::: Record excerpts :::

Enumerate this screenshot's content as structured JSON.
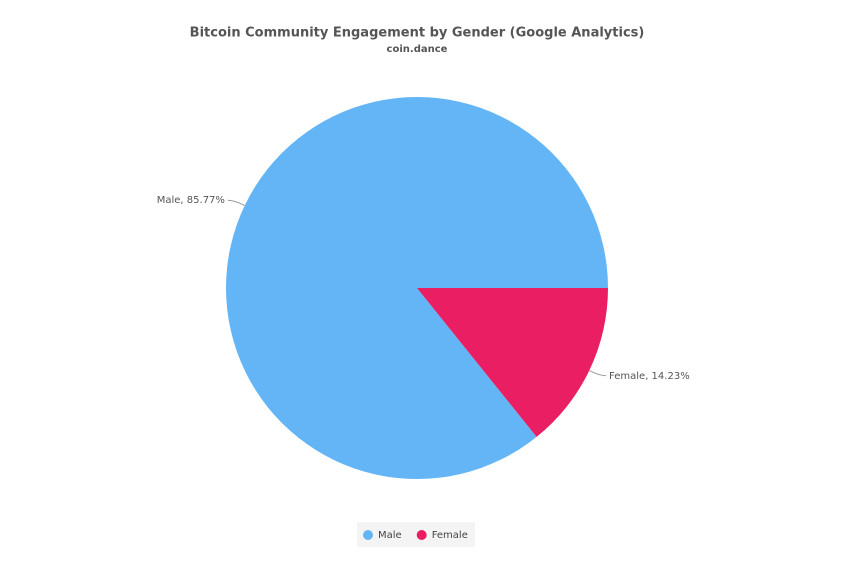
{
  "chart_data": {
    "type": "pie",
    "title": "Bitcoin Community Engagement by Gender (Google Analytics)",
    "subtitle": "coin.dance",
    "categories": [
      "Male",
      "Female"
    ],
    "values": [
      85.77,
      14.23
    ],
    "value_labels": [
      "Male, 85.77%",
      "Female, 14.23%"
    ],
    "colors": [
      "#64b5f6",
      "#e91e63"
    ]
  }
}
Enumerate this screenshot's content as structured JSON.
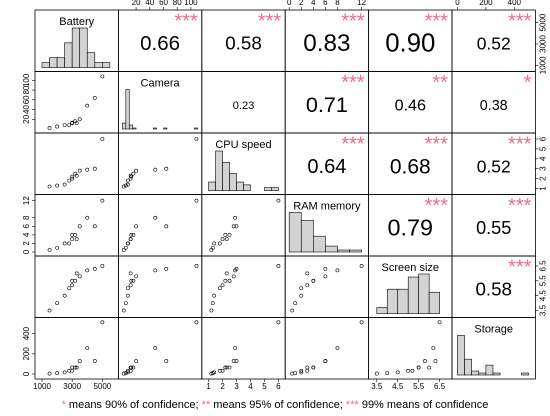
{
  "chart_data": {
    "type": "correlation_matrix",
    "hist_color": "#d3d3d3",
    "star_color": "#e8708a",
    "point_color": "#000000",
    "variables": [
      {
        "name": "Battery",
        "lim": [
          800,
          5800
        ],
        "ticks": [
          1000,
          3000,
          5000
        ],
        "bins": [
          1000,
          1500,
          2000,
          2500,
          3000,
          3500,
          4000,
          4500,
          5000,
          5500
        ],
        "counts": [
          1,
          2,
          2,
          5,
          8,
          8,
          3,
          1,
          1
        ]
      },
      {
        "name": "Camera",
        "lim": [
          0,
          110
        ],
        "ticks": [
          20,
          40,
          60,
          80,
          100
        ],
        "bins": [
          0,
          5,
          10,
          15,
          20,
          25,
          30,
          35,
          40,
          45,
          50,
          55,
          60,
          65,
          70,
          75,
          80,
          85,
          90,
          95,
          100,
          105,
          110
        ],
        "counts": [
          6,
          40,
          4,
          1,
          0,
          0,
          0,
          0,
          0,
          1,
          0,
          0,
          1,
          0,
          0,
          0,
          0,
          0,
          0,
          0,
          0,
          1
        ]
      },
      {
        "name": "CPU speed",
        "lim": [
          0.8,
          6.2
        ],
        "ticks": [
          1,
          2,
          3,
          4,
          5,
          6
        ],
        "bins": [
          1,
          1.5,
          2,
          2.5,
          3,
          3.5,
          4,
          4.5,
          5,
          5.5,
          6
        ],
        "counts": [
          3,
          14,
          10,
          6,
          3,
          2,
          0,
          0,
          1,
          1
        ]
      },
      {
        "name": "RAM memory",
        "lim": [
          0,
          12.5
        ],
        "ticks": [
          0,
          2,
          4,
          6,
          8,
          12
        ],
        "bins": [
          0,
          2,
          4,
          6,
          8,
          10,
          12
        ],
        "counts": [
          20,
          16,
          8,
          3,
          1,
          1
        ]
      },
      {
        "name": "Screen size",
        "lim": [
          3.3,
          6.9
        ],
        "ticks": [
          3.5,
          4.5,
          5.5,
          6.5
        ],
        "bins": [
          3.5,
          4,
          4.5,
          5,
          5.5,
          6,
          6.5
        ],
        "counts": [
          2,
          8,
          8,
          12,
          13,
          7
        ]
      },
      {
        "name": "Storage",
        "lim": [
          -10,
          520
        ],
        "ticks": [
          0,
          200,
          400
        ],
        "bins": [
          0,
          50,
          100,
          150,
          200,
          250,
          300,
          350,
          400,
          450,
          500
        ],
        "counts": [
          20,
          8,
          2,
          1,
          5,
          1,
          0,
          0,
          0,
          1
        ]
      }
    ],
    "correlations": [
      [
        null,
        0.66,
        0.58,
        0.83,
        0.9,
        0.52
      ],
      [
        null,
        null,
        0.23,
        0.71,
        0.46,
        0.38
      ],
      [
        null,
        null,
        null,
        0.64,
        0.68,
        0.52
      ],
      [
        null,
        null,
        null,
        null,
        0.79,
        0.55
      ],
      [
        null,
        null,
        null,
        null,
        null,
        0.58
      ],
      [
        null,
        null,
        null,
        null,
        null,
        null
      ]
    ],
    "correlation_labels": [
      [
        null,
        "0.66",
        "0.58",
        "0.83",
        "0.90",
        "0.52"
      ],
      [
        null,
        null,
        "0.23",
        "0.71",
        "0.46",
        "0.38"
      ],
      [
        null,
        null,
        null,
        "0.64",
        "0.68",
        "0.52"
      ],
      [
        null,
        null,
        null,
        null,
        "0.79",
        "0.55"
      ],
      [
        null,
        null,
        null,
        null,
        null,
        "0.58"
      ],
      [
        null,
        null,
        null,
        null,
        null,
        null
      ]
    ],
    "stars": [
      [
        null,
        "***",
        "***",
        "***",
        "***",
        "***"
      ],
      [
        null,
        null,
        null,
        "***",
        "**",
        "*"
      ],
      [
        null,
        null,
        null,
        "***",
        "***",
        "***"
      ],
      [
        null,
        null,
        null,
        null,
        "***",
        "***"
      ],
      [
        null,
        null,
        null,
        null,
        null,
        "***"
      ],
      [
        null,
        null,
        null,
        null,
        null,
        null
      ]
    ],
    "observations": [
      [
        1500,
        2,
        1.2,
        0.5,
        3.5,
        4
      ],
      [
        2000,
        5,
        1.3,
        1,
        4.0,
        8
      ],
      [
        2500,
        8,
        1.4,
        2,
        4.5,
        16
      ],
      [
        2800,
        8,
        1.8,
        2,
        5.0,
        32
      ],
      [
        3000,
        12,
        2.0,
        3,
        5.2,
        32
      ],
      [
        3000,
        13,
        2.2,
        4,
        5.5,
        64
      ],
      [
        3200,
        16,
        2.5,
        4,
        5.5,
        64
      ],
      [
        3300,
        12,
        2.3,
        3,
        6.0,
        64
      ],
      [
        3500,
        20,
        2.8,
        6,
        5.8,
        128
      ],
      [
        4000,
        48,
        2.9,
        8,
        6.2,
        256
      ],
      [
        4500,
        64,
        3.0,
        6,
        6.3,
        128
      ],
      [
        5000,
        108,
        6.0,
        12,
        6.5,
        512
      ]
    ],
    "notes": [
      {
        "stars": "*",
        "text": " means 90% of confidence; "
      },
      {
        "stars": "**",
        "text": " means 95% of confidence; "
      },
      {
        "stars": "***",
        "text": " 99% means of confidence"
      }
    ]
  }
}
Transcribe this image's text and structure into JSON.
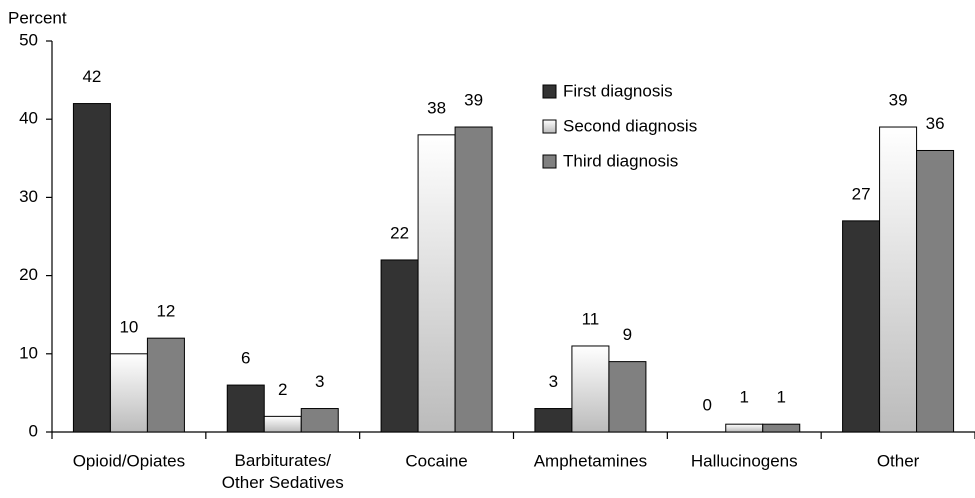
{
  "chart_data": {
    "type": "bar",
    "y_axis_label": "Percent",
    "categories": [
      "Opioid/Opiates",
      "Barbiturates/\nOther Sedatives",
      "Cocaine",
      "Amphetamines",
      "Hallucinogens",
      "Other"
    ],
    "series": [
      {
        "name": "First diagnosis",
        "color": "#333333",
        "values": [
          42,
          6,
          22,
          3,
          0,
          27
        ]
      },
      {
        "name": "Second diagnosis",
        "color": "#ffffff",
        "values": [
          10,
          2,
          38,
          11,
          1,
          39
        ]
      },
      {
        "name": "Third diagnosis",
        "color": "#808080",
        "values": [
          12,
          3,
          39,
          9,
          1,
          36
        ]
      }
    ],
    "ylim": [
      0,
      50
    ],
    "yticks": [
      0,
      10,
      20,
      30,
      40,
      50
    ],
    "grid": false,
    "legend": "top-right"
  }
}
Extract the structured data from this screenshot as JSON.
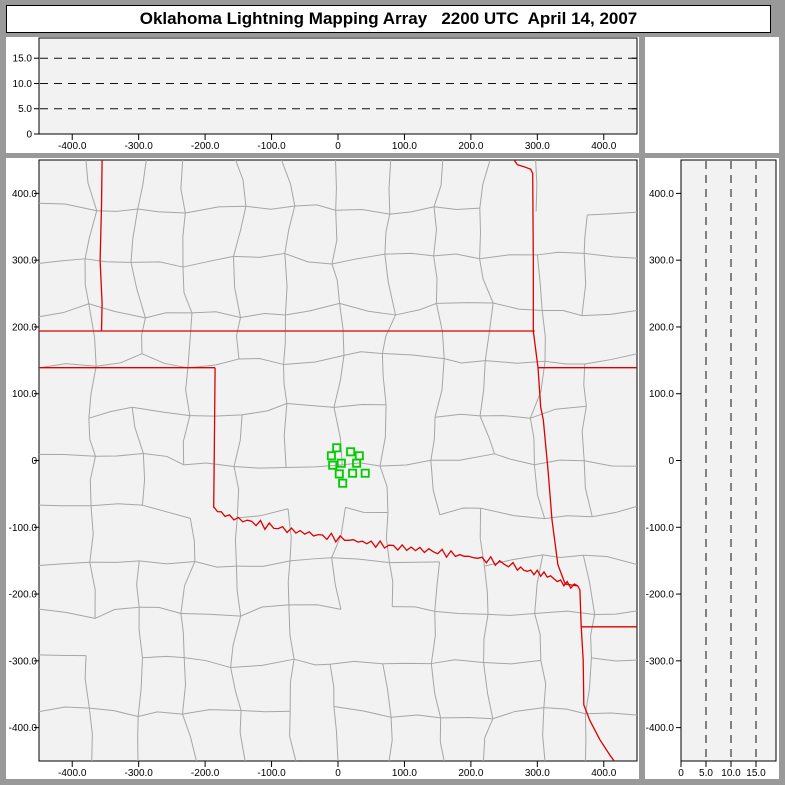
{
  "window": {
    "title": "Oklahoma Lightning Mapping Array   2200 UTC  April 14, 2007"
  },
  "colors": {
    "frame": "#999999",
    "panel_bg": "#ffffff",
    "plot_bg": "#f2f2f2",
    "axis": "#000000",
    "grid_dash": "#111111",
    "county_line": "#a6a6a6",
    "state_border": "#dd0000",
    "station_marker": "#00cc00"
  },
  "axes": {
    "horizontal_km": {
      "range": [
        -450,
        450
      ],
      "values": [
        -400,
        -300,
        -200,
        -100,
        0,
        100,
        200,
        300,
        400
      ],
      "labels": [
        "-400.0",
        "-300.0",
        "-200.0",
        "-100.0",
        "0",
        "100.0",
        "200.0",
        "300.0",
        "400.0"
      ]
    },
    "vertical_km": {
      "range": [
        -450,
        450
      ],
      "values": [
        -400,
        -300,
        -200,
        -100,
        0,
        100,
        200,
        300,
        400
      ],
      "labels": [
        "-400.0",
        "-300.0",
        "-200.0",
        "-100.0",
        "0",
        "100.0",
        "200.0",
        "300.0",
        "400.0"
      ]
    },
    "altitude_km": {
      "range": [
        0,
        19
      ],
      "values": [
        0,
        5,
        10,
        15
      ],
      "labels": [
        "0",
        "5.0",
        "10.0",
        "15.0"
      ],
      "gridlines": [
        5,
        10,
        15
      ]
    }
  },
  "chart_data": {
    "type": "scatter",
    "title": "Oklahoma Lightning Mapping Array 2200 UTC April 14, 2007",
    "panels": [
      "altitude_vs_east_west_top",
      "plan_view_map_center",
      "altitude_vs_north_south_right",
      "blank_corner"
    ],
    "x_range_km": [
      -450,
      450
    ],
    "y_range_km": [
      -450,
      450
    ],
    "altitude_range_km": [
      0,
      19
    ],
    "altitude_gridlines_km": [
      5,
      10,
      15
    ],
    "lightning_sources": [],
    "lma_stations_km": [
      [
        -2,
        19
      ],
      [
        19,
        13
      ],
      [
        32,
        7
      ],
      [
        -10,
        7
      ],
      [
        5,
        -4
      ],
      [
        -8,
        -7
      ],
      [
        28,
        -4
      ],
      [
        2,
        -20
      ],
      [
        22,
        -19
      ],
      [
        41,
        -19
      ],
      [
        7,
        -34
      ]
    ],
    "state_borders_km": [
      [
        [
          -355,
          450
        ],
        [
          -356,
          380
        ],
        [
          -358,
          300
        ],
        [
          -355,
          235
        ],
        [
          -356,
          194
        ]
      ],
      [
        [
          -450,
          194
        ],
        [
          296,
          194
        ]
      ],
      [
        [
          -450,
          139
        ],
        [
          -185,
          139
        ]
      ],
      [
        [
          -185,
          139
        ],
        [
          -186,
          30
        ],
        [
          -187,
          -71
        ]
      ],
      [
        [
          263,
          453
        ],
        [
          270,
          443
        ],
        [
          280,
          440
        ],
        [
          290,
          436
        ],
        [
          293,
          430
        ],
        [
          294,
          300
        ],
        [
          294,
          194
        ],
        [
          301,
          139
        ],
        [
          305,
          80
        ],
        [
          309,
          61
        ],
        [
          316,
          -14
        ],
        [
          322,
          -89
        ],
        [
          331,
          -156
        ],
        [
          342,
          -185
        ],
        [
          361,
          -188
        ]
      ],
      [
        [
          301,
          139
        ],
        [
          450,
          139
        ]
      ],
      [
        [
          361,
          -188
        ],
        [
          364,
          -194
        ],
        [
          366,
          -249
        ],
        [
          369,
          -299
        ],
        [
          370,
          -366
        ],
        [
          379,
          -389
        ],
        [
          394,
          -418
        ],
        [
          409,
          -441
        ],
        [
          417,
          -452
        ]
      ],
      [
        [
          366,
          -249
        ],
        [
          450,
          -249
        ]
      ]
    ],
    "red_river_km": [
      [
        -187,
        -71
      ],
      [
        -170,
        -82
      ],
      [
        -150,
        -88
      ],
      [
        -130,
        -92
      ],
      [
        -110,
        -97
      ],
      [
        -90,
        -101
      ],
      [
        -70,
        -105
      ],
      [
        -50,
        -108
      ],
      [
        -30,
        -112
      ],
      [
        -10,
        -115
      ],
      [
        10,
        -118
      ],
      [
        30,
        -121
      ],
      [
        50,
        -124
      ],
      [
        70,
        -127
      ],
      [
        90,
        -130
      ],
      [
        110,
        -132
      ],
      [
        130,
        -134
      ],
      [
        150,
        -137
      ],
      [
        170,
        -140
      ],
      [
        190,
        -143
      ],
      [
        210,
        -146
      ],
      [
        230,
        -150
      ],
      [
        250,
        -155
      ],
      [
        270,
        -159
      ],
      [
        285,
        -163
      ],
      [
        300,
        -168
      ],
      [
        315,
        -174
      ],
      [
        330,
        -180
      ],
      [
        345,
        -184
      ],
      [
        361,
        -188
      ]
    ]
  }
}
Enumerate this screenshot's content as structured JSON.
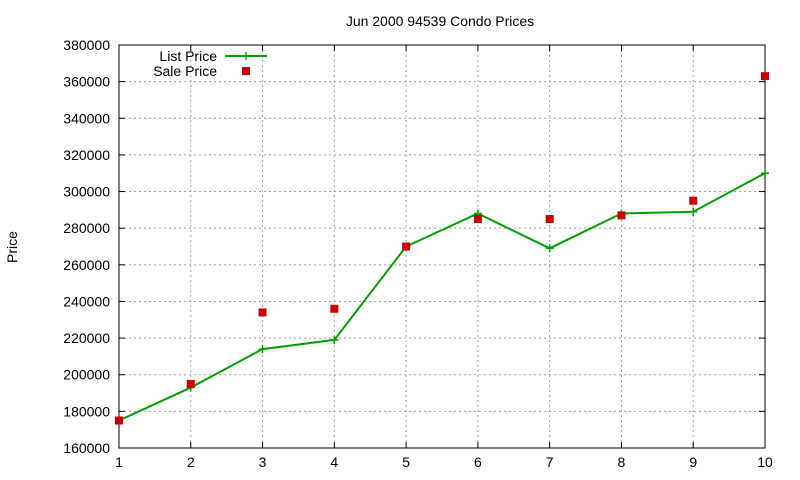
{
  "chart_data": {
    "type": "line",
    "title": "Jun 2000 94539 Condo Prices",
    "xlabel": "",
    "ylabel": "Price",
    "xlim": [
      1,
      10
    ],
    "ylim": [
      160000,
      380000
    ],
    "x_ticks": [
      1,
      2,
      3,
      4,
      5,
      6,
      7,
      8,
      9,
      10
    ],
    "y_ticks": [
      160000,
      180000,
      200000,
      220000,
      240000,
      260000,
      280000,
      300000,
      320000,
      340000,
      360000,
      380000
    ],
    "grid": true,
    "legend_position": "top-left",
    "series": [
      {
        "name": "List Price",
        "style": "line-with-plus-markers",
        "color": "#00a000",
        "x": [
          1,
          2,
          3,
          4,
          5,
          6,
          7,
          8,
          9,
          10
        ],
        "y": [
          175000,
          193000,
          214000,
          219000,
          270000,
          288000,
          269000,
          288000,
          289000,
          310000
        ]
      },
      {
        "name": "Sale Price",
        "style": "square-markers",
        "color": "#cc0000",
        "x": [
          1,
          2,
          3,
          4,
          5,
          6,
          7,
          8,
          9,
          10
        ],
        "y": [
          175000,
          195000,
          234000,
          236000,
          270000,
          285000,
          285000,
          287000,
          295000,
          363000
        ]
      }
    ]
  }
}
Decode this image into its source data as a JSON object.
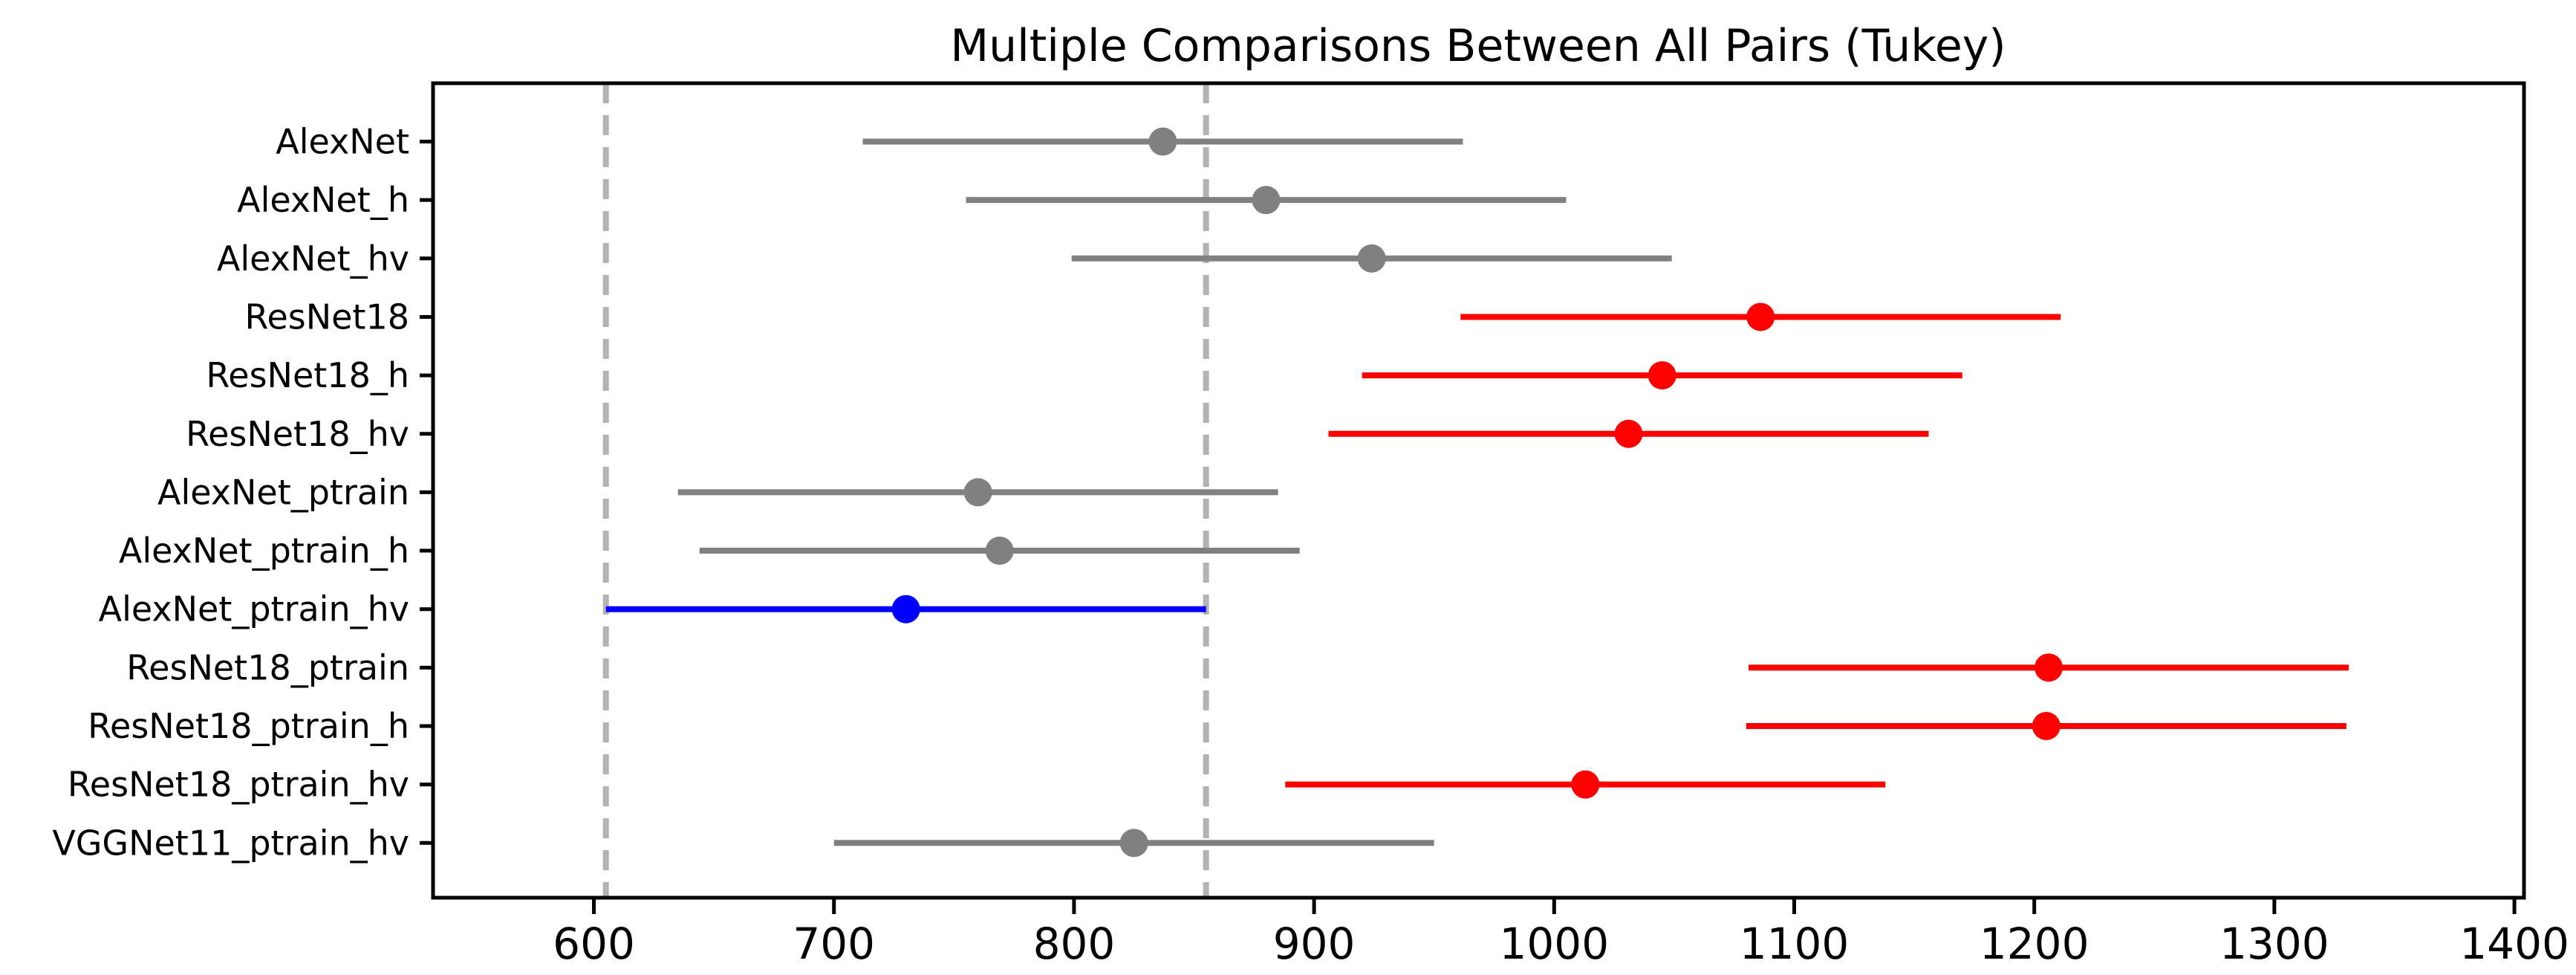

:::

• Direction: Show every line of the records above that contains the word "Oklahoma".

• Solved exercise:
    "title": "Oklahoma Lightning Mapping Array   2200 UTC  April 14, 2007"
    "title": "Oklahoma Lightning Mapping Array 2200 UTC April 14, 2007",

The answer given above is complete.